-- BEGIN GIVEN RECORDS --

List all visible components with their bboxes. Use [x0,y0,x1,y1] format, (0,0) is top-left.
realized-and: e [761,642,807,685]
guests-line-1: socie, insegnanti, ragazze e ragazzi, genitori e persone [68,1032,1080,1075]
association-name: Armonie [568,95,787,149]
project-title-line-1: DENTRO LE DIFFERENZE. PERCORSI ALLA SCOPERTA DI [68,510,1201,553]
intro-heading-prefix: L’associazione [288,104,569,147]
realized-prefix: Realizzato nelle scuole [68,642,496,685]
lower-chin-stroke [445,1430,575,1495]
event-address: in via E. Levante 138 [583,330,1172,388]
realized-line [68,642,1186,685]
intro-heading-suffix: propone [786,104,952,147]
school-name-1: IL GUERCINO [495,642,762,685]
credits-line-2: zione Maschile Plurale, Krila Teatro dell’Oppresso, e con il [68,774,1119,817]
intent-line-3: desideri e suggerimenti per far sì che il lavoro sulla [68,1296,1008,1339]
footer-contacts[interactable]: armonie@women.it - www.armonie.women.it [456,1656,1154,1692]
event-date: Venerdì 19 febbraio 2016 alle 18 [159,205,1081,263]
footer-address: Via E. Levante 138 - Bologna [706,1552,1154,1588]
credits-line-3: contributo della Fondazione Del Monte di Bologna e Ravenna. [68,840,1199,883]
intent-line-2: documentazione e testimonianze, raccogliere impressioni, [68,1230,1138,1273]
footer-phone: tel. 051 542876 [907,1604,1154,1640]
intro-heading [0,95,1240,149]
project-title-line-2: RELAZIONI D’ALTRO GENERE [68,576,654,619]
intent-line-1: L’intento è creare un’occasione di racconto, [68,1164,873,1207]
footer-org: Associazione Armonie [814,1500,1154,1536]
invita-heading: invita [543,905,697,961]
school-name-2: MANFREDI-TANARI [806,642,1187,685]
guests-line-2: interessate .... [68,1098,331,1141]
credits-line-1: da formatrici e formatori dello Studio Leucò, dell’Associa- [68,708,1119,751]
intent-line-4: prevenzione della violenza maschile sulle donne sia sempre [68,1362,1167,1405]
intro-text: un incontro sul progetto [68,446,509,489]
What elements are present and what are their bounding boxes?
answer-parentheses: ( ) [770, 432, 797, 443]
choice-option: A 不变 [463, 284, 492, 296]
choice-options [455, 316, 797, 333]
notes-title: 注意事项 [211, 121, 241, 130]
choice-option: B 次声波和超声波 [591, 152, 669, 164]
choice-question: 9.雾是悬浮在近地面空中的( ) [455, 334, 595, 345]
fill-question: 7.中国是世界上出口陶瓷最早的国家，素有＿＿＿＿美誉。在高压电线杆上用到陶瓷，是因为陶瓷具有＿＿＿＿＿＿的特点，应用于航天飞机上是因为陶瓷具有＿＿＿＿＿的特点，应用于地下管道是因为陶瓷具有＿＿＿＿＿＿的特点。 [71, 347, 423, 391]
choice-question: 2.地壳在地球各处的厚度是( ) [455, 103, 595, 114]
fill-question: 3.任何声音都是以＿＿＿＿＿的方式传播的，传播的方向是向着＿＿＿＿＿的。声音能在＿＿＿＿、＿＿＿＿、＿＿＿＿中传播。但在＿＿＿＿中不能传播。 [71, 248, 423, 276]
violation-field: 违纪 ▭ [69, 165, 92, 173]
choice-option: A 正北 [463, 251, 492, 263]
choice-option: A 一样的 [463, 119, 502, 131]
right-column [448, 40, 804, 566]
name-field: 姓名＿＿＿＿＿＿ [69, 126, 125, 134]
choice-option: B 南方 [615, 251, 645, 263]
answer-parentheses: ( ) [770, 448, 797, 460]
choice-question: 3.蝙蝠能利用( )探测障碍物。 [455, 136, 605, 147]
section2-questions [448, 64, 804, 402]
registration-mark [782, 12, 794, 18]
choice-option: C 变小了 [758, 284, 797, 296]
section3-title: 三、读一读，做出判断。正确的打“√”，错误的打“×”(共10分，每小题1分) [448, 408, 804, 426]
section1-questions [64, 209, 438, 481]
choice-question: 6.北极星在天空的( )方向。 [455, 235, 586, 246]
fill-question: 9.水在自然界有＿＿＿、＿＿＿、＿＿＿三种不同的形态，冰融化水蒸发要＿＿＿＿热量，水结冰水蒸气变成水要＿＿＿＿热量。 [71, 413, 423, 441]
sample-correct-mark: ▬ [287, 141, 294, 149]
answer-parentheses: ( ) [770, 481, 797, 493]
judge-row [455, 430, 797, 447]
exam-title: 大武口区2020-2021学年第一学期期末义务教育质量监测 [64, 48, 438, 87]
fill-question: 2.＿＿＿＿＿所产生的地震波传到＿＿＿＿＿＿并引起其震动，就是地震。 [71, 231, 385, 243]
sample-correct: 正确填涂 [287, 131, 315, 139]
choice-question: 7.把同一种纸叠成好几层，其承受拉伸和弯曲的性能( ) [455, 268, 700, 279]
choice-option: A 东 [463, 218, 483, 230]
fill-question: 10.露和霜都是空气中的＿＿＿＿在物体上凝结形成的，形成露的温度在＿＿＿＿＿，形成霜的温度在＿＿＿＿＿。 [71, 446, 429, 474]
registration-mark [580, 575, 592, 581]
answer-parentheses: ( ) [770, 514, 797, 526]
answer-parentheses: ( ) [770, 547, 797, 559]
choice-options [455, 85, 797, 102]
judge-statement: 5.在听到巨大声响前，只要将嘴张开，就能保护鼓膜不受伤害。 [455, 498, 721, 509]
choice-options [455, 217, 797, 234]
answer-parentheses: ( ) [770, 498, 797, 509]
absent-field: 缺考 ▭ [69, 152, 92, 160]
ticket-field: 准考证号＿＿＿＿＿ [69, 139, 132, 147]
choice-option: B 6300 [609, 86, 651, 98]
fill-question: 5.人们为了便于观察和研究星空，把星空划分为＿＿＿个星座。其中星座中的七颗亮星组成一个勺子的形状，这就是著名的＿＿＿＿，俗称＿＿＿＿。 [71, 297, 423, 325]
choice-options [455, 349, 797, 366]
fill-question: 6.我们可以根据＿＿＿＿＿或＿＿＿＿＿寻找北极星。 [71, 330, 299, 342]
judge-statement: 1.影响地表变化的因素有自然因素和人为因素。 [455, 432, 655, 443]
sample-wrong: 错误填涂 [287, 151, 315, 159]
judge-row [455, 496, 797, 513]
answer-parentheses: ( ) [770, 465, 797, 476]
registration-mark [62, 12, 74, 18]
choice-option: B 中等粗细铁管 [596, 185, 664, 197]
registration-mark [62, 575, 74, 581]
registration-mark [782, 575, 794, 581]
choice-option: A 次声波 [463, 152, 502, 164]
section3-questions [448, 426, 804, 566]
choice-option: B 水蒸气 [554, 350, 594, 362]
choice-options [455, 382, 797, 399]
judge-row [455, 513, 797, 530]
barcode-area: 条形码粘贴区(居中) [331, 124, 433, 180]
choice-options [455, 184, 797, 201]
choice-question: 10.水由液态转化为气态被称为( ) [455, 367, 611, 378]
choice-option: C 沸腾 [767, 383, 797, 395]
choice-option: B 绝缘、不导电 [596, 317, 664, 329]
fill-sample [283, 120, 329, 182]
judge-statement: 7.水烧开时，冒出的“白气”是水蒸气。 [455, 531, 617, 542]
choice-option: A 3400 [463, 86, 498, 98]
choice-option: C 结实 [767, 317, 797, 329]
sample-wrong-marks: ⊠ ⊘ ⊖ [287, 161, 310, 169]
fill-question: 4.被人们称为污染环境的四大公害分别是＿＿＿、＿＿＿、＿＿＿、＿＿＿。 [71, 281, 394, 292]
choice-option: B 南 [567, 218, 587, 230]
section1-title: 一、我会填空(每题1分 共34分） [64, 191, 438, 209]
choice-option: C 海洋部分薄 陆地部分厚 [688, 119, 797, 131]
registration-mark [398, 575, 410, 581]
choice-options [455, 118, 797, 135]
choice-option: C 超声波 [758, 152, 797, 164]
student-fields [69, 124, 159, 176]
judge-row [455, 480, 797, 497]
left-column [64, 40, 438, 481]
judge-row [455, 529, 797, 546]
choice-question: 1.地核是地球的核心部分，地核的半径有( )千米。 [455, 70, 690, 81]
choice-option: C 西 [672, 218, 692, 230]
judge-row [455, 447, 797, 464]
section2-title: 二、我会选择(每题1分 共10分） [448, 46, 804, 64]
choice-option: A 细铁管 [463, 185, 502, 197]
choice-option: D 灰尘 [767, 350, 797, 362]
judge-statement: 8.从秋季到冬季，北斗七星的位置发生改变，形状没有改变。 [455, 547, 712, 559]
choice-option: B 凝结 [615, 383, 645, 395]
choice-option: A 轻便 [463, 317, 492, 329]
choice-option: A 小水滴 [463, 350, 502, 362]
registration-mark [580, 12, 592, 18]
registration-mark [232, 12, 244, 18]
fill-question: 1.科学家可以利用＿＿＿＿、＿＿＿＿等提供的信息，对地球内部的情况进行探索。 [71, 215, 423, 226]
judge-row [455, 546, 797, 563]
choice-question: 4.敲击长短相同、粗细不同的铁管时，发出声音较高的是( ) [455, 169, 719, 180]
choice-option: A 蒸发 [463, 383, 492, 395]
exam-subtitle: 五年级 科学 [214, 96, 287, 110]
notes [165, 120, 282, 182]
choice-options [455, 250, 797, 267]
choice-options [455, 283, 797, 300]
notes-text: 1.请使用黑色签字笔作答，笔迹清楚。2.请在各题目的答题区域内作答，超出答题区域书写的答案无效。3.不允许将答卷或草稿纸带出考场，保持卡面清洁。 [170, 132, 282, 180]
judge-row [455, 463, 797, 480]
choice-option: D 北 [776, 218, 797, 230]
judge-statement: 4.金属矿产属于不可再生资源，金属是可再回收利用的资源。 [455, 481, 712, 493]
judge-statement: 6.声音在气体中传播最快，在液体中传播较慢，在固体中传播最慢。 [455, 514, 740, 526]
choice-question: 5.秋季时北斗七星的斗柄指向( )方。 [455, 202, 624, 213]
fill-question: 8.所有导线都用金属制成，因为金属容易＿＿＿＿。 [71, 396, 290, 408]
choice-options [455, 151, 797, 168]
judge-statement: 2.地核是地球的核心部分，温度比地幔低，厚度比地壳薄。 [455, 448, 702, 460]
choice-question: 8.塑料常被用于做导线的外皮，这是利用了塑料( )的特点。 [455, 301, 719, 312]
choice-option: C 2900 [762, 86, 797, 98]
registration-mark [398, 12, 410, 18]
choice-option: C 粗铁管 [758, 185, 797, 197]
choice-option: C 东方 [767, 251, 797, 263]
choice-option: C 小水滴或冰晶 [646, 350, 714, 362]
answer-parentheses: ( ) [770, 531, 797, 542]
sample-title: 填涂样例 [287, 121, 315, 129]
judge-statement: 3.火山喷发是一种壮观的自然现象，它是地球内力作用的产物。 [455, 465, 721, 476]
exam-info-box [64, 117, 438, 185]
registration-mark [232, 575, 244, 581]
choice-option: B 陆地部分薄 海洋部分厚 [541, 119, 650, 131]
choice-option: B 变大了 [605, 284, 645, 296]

-- END GIVEN RECORDS --

- _BRIEF_
Rewrite the stretch of lines from the first one through the line containing "intro-heading [0,95,1240,149]", changing "Levante" to "Ponente" and keeping everything else the same.

- _PROBLEM SOLUTION_
List all visible components with their bboxes. Use [x0,y0,x1,y1] format, (0,0) is top-left.
realized-and: e [761,642,807,685]
guests-line-1: socie, insegnanti, ragazze e ragazzi, genitori e persone [68,1032,1080,1075]
association-name: Armonie [568,95,787,149]
project-title-line-1: DENTRO LE DIFFERENZE. PERCORSI ALLA SCOPERTA DI [68,510,1201,553]
intro-heading-prefix: L’associazione [288,104,569,147]
realized-prefix: Realizzato nelle scuole [68,642,496,685]
lower-chin-stroke [445,1430,575,1495]
event-address: in via E. Ponente 138 [583,330,1172,388]
realized-line [68,642,1186,685]
intro-heading-suffix: propone [786,104,952,147]
school-name-1: IL GUERCINO [495,642,762,685]
credits-line-2: zione Maschile Plurale, Krila Teatro dell’Oppresso, e con il [68,774,1119,817]
intent-line-3: desideri e suggerimenti per far sì che il lavoro sulla [68,1296,1008,1339]
footer-contacts[interactable]: armonie@women.it - www.armonie.women.it [456,1656,1154,1692]
event-date: Venerdì 19 febbraio 2016 alle 18 [159,205,1081,263]
footer-address: Via E. Ponente 138 - Bologna [706,1552,1154,1588]
credits-line-3: contributo della Fondazione Del Monte di Bologna e Ravenna. [68,840,1199,883]
intent-line-2: documentazione e testimonianze, raccogliere impressioni, [68,1230,1138,1273]
footer-phone: tel. 051 542876 [907,1604,1154,1640]
intro-heading [0,95,1240,149]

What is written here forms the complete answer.